• **RECORDS FOR PROCESSING**:
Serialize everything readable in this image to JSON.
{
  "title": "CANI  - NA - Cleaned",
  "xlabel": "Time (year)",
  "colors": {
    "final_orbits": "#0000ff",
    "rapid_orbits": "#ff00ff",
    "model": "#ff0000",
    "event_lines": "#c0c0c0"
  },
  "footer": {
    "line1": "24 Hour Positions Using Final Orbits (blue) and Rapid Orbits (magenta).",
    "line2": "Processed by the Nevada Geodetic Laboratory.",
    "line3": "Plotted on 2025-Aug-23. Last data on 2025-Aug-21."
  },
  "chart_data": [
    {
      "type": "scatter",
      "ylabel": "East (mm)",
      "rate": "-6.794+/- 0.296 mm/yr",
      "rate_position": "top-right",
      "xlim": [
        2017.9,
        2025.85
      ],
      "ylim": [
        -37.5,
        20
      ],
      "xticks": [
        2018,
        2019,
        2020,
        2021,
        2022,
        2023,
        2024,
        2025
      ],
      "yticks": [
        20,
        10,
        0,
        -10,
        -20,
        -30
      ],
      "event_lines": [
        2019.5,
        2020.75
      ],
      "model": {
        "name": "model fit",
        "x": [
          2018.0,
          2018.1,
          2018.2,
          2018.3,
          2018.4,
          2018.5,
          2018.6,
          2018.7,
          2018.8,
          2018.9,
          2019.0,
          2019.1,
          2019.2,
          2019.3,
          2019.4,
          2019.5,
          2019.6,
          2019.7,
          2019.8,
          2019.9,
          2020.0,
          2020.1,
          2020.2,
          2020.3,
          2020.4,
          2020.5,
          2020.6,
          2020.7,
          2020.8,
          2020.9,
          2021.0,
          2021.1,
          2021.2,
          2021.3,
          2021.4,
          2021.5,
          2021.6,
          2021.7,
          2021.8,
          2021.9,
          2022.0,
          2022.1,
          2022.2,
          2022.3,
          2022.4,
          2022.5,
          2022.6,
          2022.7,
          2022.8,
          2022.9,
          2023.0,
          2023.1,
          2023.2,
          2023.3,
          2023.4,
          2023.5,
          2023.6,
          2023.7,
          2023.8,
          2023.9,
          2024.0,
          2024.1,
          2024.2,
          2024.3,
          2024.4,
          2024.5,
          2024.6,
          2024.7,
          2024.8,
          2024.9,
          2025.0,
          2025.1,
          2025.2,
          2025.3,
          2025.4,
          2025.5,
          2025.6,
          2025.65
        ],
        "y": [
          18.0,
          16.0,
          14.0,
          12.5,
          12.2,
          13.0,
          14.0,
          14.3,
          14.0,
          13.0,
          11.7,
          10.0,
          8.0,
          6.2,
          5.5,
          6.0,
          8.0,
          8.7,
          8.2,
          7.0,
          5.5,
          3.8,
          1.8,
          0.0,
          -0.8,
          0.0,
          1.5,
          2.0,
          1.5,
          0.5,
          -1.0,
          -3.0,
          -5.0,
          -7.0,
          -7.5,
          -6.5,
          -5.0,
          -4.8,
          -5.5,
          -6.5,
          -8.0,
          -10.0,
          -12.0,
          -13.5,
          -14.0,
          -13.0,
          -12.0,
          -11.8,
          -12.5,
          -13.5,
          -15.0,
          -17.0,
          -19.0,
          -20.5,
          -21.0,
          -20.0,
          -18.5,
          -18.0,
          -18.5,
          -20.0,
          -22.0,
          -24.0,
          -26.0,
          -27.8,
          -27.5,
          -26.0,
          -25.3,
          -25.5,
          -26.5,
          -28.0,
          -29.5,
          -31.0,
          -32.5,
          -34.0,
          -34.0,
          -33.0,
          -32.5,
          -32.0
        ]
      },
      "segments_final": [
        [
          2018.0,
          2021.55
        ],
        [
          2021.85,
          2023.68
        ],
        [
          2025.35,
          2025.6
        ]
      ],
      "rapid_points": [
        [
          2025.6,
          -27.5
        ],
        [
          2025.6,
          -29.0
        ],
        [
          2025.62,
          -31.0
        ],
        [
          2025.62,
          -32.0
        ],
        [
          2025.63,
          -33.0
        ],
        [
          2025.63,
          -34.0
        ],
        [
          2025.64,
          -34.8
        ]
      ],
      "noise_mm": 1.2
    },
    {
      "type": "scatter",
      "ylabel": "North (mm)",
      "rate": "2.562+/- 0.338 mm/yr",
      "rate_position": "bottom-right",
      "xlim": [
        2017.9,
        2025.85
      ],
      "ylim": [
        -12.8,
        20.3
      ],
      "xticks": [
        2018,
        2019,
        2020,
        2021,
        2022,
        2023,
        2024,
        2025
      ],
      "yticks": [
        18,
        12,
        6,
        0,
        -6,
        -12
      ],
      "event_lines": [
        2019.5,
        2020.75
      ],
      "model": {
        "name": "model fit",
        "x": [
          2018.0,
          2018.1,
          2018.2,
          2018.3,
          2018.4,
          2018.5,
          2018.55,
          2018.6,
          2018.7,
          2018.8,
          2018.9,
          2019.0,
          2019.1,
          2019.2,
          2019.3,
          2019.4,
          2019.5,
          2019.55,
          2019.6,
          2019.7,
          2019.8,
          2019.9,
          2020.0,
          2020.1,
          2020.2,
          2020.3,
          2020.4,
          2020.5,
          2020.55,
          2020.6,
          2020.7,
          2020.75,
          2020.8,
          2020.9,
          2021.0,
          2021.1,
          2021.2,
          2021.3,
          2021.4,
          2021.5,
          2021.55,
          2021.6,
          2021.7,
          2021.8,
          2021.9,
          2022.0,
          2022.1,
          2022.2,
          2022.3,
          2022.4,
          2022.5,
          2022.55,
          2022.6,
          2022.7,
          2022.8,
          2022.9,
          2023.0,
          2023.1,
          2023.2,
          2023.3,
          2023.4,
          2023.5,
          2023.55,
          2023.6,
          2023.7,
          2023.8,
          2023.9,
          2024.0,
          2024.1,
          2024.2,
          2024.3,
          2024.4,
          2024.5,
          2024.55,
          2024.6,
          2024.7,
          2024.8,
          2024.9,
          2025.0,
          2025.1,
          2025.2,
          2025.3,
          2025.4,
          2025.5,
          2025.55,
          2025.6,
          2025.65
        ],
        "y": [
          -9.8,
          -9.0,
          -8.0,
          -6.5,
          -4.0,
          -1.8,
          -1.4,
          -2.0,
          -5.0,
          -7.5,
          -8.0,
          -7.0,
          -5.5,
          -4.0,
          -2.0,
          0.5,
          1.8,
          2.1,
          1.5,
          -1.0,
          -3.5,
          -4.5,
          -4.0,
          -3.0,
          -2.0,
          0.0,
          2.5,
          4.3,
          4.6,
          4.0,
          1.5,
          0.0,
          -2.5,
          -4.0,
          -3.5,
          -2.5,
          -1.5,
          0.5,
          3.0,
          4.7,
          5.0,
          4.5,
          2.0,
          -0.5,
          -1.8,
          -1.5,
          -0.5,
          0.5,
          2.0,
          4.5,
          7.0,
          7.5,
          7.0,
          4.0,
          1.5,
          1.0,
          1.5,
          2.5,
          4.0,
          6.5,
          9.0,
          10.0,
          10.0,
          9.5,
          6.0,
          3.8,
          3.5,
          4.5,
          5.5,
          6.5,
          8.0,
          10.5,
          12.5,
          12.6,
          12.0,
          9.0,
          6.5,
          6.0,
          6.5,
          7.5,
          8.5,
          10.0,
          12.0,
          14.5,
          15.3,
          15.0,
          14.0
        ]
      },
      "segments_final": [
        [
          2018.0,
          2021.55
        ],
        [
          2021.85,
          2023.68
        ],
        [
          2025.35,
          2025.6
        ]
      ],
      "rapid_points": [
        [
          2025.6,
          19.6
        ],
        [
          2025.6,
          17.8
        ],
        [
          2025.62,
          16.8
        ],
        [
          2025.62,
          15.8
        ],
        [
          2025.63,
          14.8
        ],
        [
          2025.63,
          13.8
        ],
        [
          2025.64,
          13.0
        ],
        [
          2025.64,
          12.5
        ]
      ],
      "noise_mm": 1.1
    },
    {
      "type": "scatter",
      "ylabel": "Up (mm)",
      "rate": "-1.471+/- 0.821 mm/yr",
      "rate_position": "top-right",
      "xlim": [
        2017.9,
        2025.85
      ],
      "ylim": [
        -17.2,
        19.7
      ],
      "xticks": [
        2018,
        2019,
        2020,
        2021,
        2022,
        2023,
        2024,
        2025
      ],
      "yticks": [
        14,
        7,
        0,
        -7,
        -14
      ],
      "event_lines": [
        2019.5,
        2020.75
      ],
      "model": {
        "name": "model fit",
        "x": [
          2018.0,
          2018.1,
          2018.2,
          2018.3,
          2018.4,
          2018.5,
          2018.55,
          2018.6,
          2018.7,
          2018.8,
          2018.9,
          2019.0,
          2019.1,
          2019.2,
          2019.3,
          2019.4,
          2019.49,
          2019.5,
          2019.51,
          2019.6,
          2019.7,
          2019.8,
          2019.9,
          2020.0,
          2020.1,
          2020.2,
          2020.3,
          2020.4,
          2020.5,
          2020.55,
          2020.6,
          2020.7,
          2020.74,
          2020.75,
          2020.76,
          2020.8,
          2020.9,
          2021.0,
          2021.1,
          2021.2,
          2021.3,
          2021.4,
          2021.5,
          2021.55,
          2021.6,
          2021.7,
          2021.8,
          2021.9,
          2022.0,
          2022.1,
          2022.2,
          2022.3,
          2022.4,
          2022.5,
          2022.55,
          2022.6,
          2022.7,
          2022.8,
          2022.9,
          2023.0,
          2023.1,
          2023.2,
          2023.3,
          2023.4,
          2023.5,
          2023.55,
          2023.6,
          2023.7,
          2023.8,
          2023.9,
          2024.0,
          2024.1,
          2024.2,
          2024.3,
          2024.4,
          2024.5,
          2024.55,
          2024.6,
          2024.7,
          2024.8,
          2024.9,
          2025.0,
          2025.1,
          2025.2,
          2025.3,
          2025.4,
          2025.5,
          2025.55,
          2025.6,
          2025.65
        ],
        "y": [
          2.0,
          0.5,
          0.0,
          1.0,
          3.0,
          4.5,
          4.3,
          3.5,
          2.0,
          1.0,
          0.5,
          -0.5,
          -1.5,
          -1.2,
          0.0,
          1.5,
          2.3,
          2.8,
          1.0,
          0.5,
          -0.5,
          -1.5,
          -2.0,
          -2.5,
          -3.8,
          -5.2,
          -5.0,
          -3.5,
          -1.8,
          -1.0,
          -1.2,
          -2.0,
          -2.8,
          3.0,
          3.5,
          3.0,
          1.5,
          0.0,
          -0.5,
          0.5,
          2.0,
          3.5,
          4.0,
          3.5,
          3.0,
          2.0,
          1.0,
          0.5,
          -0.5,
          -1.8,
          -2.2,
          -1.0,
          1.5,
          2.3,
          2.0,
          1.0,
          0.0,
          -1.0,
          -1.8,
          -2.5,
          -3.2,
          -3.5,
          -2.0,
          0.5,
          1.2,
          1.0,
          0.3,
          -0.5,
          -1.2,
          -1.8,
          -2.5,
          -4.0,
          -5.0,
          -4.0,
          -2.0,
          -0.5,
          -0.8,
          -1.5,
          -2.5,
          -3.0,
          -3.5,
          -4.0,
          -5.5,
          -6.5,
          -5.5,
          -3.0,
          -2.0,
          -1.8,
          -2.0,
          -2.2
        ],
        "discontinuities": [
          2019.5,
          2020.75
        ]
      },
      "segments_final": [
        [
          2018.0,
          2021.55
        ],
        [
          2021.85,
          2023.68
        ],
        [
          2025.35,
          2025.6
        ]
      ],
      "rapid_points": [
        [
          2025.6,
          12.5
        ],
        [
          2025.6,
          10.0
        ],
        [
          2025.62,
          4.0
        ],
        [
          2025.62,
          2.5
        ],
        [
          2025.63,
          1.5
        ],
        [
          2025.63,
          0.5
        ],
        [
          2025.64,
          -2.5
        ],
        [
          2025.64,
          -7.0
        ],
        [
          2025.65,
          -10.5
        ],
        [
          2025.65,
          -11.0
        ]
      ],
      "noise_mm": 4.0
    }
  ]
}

• **TASK REQUIREMENTS**: Search the preceding listing for "ylabel" and extract every line where it is found.

• **RIGHT ANSWER**:
      "ylabel": "East (mm)",
      "ylabel": "North (mm)",
      "ylabel": "Up (mm)",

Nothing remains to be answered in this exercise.